(PROVIDED DATA)
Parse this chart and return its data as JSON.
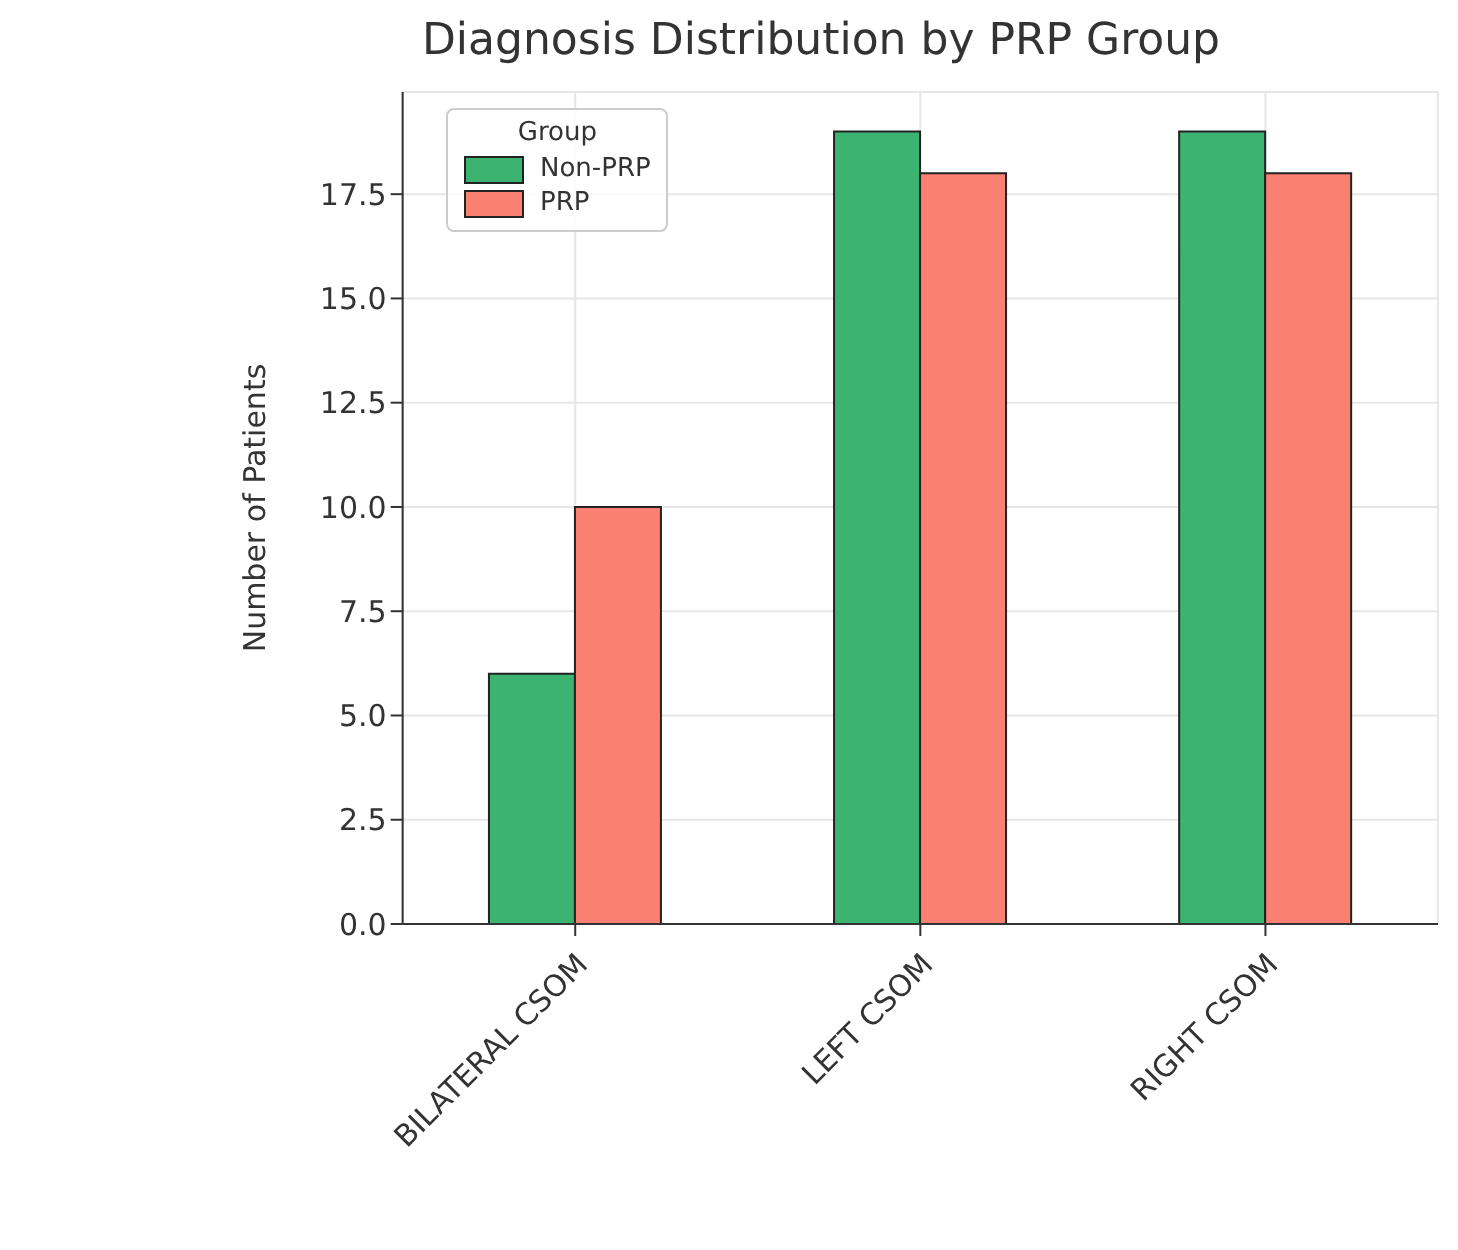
{
  "chart_data": {
    "type": "bar",
    "title": "Diagnosis Distribution by PRP Group",
    "ylabel": "Number of Patients",
    "legend_title": "Group",
    "categories": [
      "BILATERAL CSOM",
      "LEFT CSOM",
      "RIGHT CSOM"
    ],
    "series": [
      {
        "name": "Non-PRP",
        "color": "#3cb371",
        "values": [
          6,
          19,
          19
        ]
      },
      {
        "name": "PRP",
        "color": "#fa8072",
        "values": [
          10,
          18,
          18
        ]
      }
    ],
    "ylim": [
      0,
      19.95
    ],
    "yticks": [
      {
        "value": 0,
        "label": "0.0"
      },
      2.5,
      {
        "value": 5,
        "label": "5.0"
      },
      7.5,
      {
        "value": 10,
        "label": "10.0"
      },
      12.5,
      {
        "value": 15,
        "label": "15.0"
      },
      17.5
    ],
    "grid": true,
    "legend": "top left"
  }
}
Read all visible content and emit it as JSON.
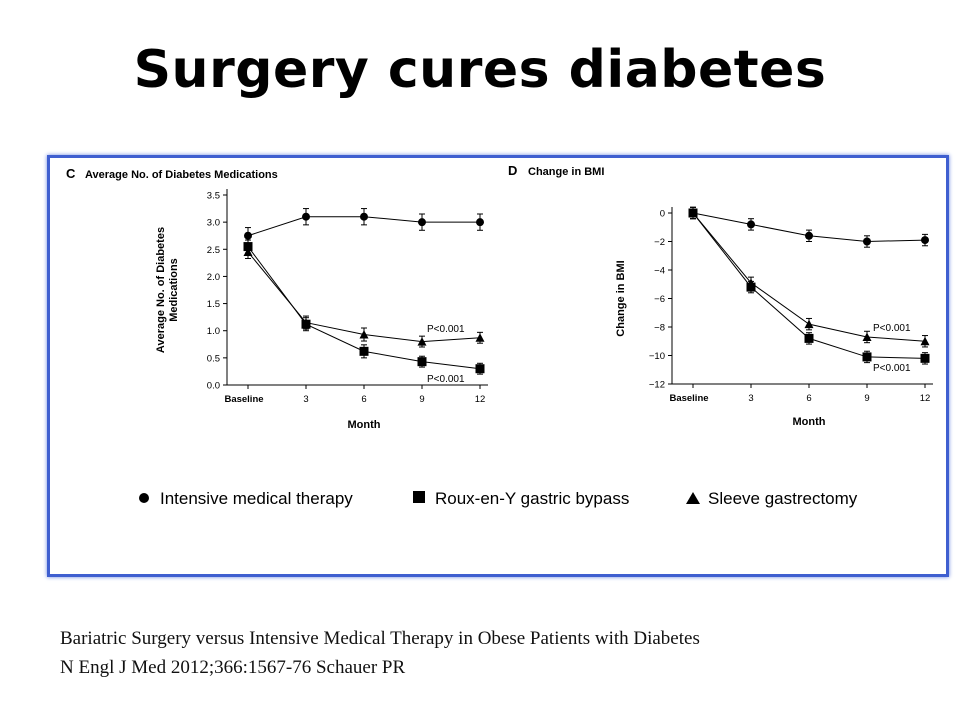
{
  "page": {
    "title": "Surgery cures diabetes"
  },
  "caption": {
    "line1": "Bariatric Surgery versus Intensive Medical Therapy in Obese Patients with Diabetes",
    "line2": "N Engl J Med 2012;366:1567-76 Schauer PR"
  },
  "legend": {
    "items": [
      {
        "marker": "circle",
        "label": "Intensive medical therapy"
      },
      {
        "marker": "square",
        "label": "Roux-en-Y gastric bypass"
      },
      {
        "marker": "triangle",
        "label": "Sleeve gastrectomy"
      }
    ]
  },
  "chart_data": [
    {
      "type": "line",
      "panel_letter": "C",
      "title": "Average No. of Diabetes Medications",
      "xlabel": "Month",
      "ylabel": "Average No. of Diabetes Medications",
      "x": [
        "Baseline",
        "3",
        "6",
        "9",
        "12"
      ],
      "ylim": [
        0,
        3.5
      ],
      "yticks": [
        "0.0",
        "0.5",
        "1.0",
        "1.5",
        "2.0",
        "2.5",
        "3.0",
        "3.5"
      ],
      "series": [
        {
          "marker": "circle",
          "values": [
            2.75,
            3.1,
            3.1,
            3.0,
            3.0
          ],
          "err": [
            0.15,
            0.15,
            0.15,
            0.15,
            0.15
          ]
        },
        {
          "marker": "square",
          "values": [
            2.55,
            1.12,
            0.62,
            0.43,
            0.3
          ],
          "err": [
            0.12,
            0.12,
            0.12,
            0.1,
            0.1
          ]
        },
        {
          "marker": "triangle",
          "values": [
            2.45,
            1.15,
            0.93,
            0.8,
            0.87
          ],
          "err": [
            0.12,
            0.12,
            0.12,
            0.1,
            0.1
          ]
        }
      ],
      "annotations": [
        "P<0.001",
        "P<0.001"
      ]
    },
    {
      "type": "line",
      "panel_letter": "D",
      "title": "Change in BMI",
      "xlabel": "Month",
      "ylabel": "Change in BMI",
      "x": [
        "Baseline",
        "3",
        "6",
        "9",
        "12"
      ],
      "ylim": [
        -12,
        1
      ],
      "yticks": [
        "0",
        "−2",
        "−4",
        "−6",
        "−8",
        "−10",
        "−12"
      ],
      "series": [
        {
          "marker": "circle",
          "values": [
            0,
            -0.8,
            -1.6,
            -2.0,
            -1.9
          ],
          "err": [
            0.4,
            0.4,
            0.4,
            0.4,
            0.4
          ]
        },
        {
          "marker": "square",
          "values": [
            0,
            -5.2,
            -8.8,
            -10.1,
            -10.2
          ],
          "err": [
            0.4,
            0.4,
            0.4,
            0.4,
            0.4
          ]
        },
        {
          "marker": "triangle",
          "values": [
            0,
            -4.9,
            -7.8,
            -8.7,
            -9.0
          ],
          "err": [
            0.4,
            0.4,
            0.4,
            0.4,
            0.4
          ]
        }
      ],
      "annotations": [
        "P<0.001",
        "P<0.001"
      ]
    }
  ]
}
(End PROVIDED DATA)
■ **BRIEF**: Return each record above as it stands. Pictures stay out.

■ **ANSWER TO THIS TASK**:
Parse this chart and return its data as JSON.
{
  "chart_data": {
    "type": "bar",
    "title": "Diagnosis Distribution by PRP Group",
    "ylabel": "Number of Patients",
    "legend_title": "Group",
    "categories": [
      "BILATERAL CSOM",
      "LEFT CSOM",
      "RIGHT CSOM"
    ],
    "series": [
      {
        "name": "Non-PRP",
        "color": "#3cb371",
        "values": [
          6,
          19,
          19
        ]
      },
      {
        "name": "PRP",
        "color": "#fa8072",
        "values": [
          10,
          18,
          18
        ]
      }
    ],
    "ylim": [
      0,
      19.95
    ],
    "yticks": [
      {
        "value": 0,
        "label": "0.0"
      },
      2.5,
      {
        "value": 5,
        "label": "5.0"
      },
      7.5,
      {
        "value": 10,
        "label": "10.0"
      },
      12.5,
      {
        "value": 15,
        "label": "15.0"
      },
      17.5
    ],
    "grid": true,
    "legend": "top left"
  }
}
Read all visible content and emit it as JSON.
{
  "page": {
    "title": "Surgery cures diabetes"
  },
  "caption": {
    "line1": "Bariatric Surgery versus Intensive Medical Therapy in Obese Patients with Diabetes",
    "line2": "N Engl J Med 2012;366:1567-76 Schauer PR"
  },
  "legend": {
    "items": [
      {
        "marker": "circle",
        "label": "Intensive medical therapy"
      },
      {
        "marker": "square",
        "label": "Roux-en-Y gastric bypass"
      },
      {
        "marker": "triangle",
        "label": "Sleeve gastrectomy"
      }
    ]
  },
  "chart_data": [
    {
      "type": "line",
      "panel_letter": "C",
      "title": "Average No. of Diabetes Medications",
      "xlabel": "Month",
      "ylabel": "Average No. of Diabetes Medications",
      "x": [
        "Baseline",
        "3",
        "6",
        "9",
        "12"
      ],
      "ylim": [
        0,
        3.5
      ],
      "yticks": [
        "0.0",
        "0.5",
        "1.0",
        "1.5",
        "2.0",
        "2.5",
        "3.0",
        "3.5"
      ],
      "series": [
        {
          "marker": "circle",
          "values": [
            2.75,
            3.1,
            3.1,
            3.0,
            3.0
          ],
          "err": [
            0.15,
            0.15,
            0.15,
            0.15,
            0.15
          ]
        },
        {
          "marker": "square",
          "values": [
            2.55,
            1.12,
            0.62,
            0.43,
            0.3
          ],
          "err": [
            0.12,
            0.12,
            0.12,
            0.1,
            0.1
          ]
        },
        {
          "marker": "triangle",
          "values": [
            2.45,
            1.15,
            0.93,
            0.8,
            0.87
          ],
          "err": [
            0.12,
            0.12,
            0.12,
            0.1,
            0.1
          ]
        }
      ],
      "annotations": [
        "P<0.001",
        "P<0.001"
      ]
    },
    {
      "type": "line",
      "panel_letter": "D",
      "title": "Change in BMI",
      "xlabel": "Month",
      "ylabel": "Change in BMI",
      "x": [
        "Baseline",
        "3",
        "6",
        "9",
        "12"
      ],
      "ylim": [
        -12,
        1
      ],
      "yticks": [
        "0",
        "−2",
        "−4",
        "−6",
        "−8",
        "−10",
        "−12"
      ],
      "series": [
        {
          "marker": "circle",
          "values": [
            0,
            -0.8,
            -1.6,
            -2.0,
            -1.9
          ],
          "err": [
            0.4,
            0.4,
            0.4,
            0.4,
            0.4
          ]
        },
        {
          "marker": "square",
          "values": [
            0,
            -5.2,
            -8.8,
            -10.1,
            -10.2
          ],
          "err": [
            0.4,
            0.4,
            0.4,
            0.4,
            0.4
          ]
        },
        {
          "marker": "triangle",
          "values": [
            0,
            -4.9,
            -7.8,
            -8.7,
            -9.0
          ],
          "err": [
            0.4,
            0.4,
            0.4,
            0.4,
            0.4
          ]
        }
      ],
      "annotations": [
        "P<0.001",
        "P<0.001"
      ]
    }
  ]
}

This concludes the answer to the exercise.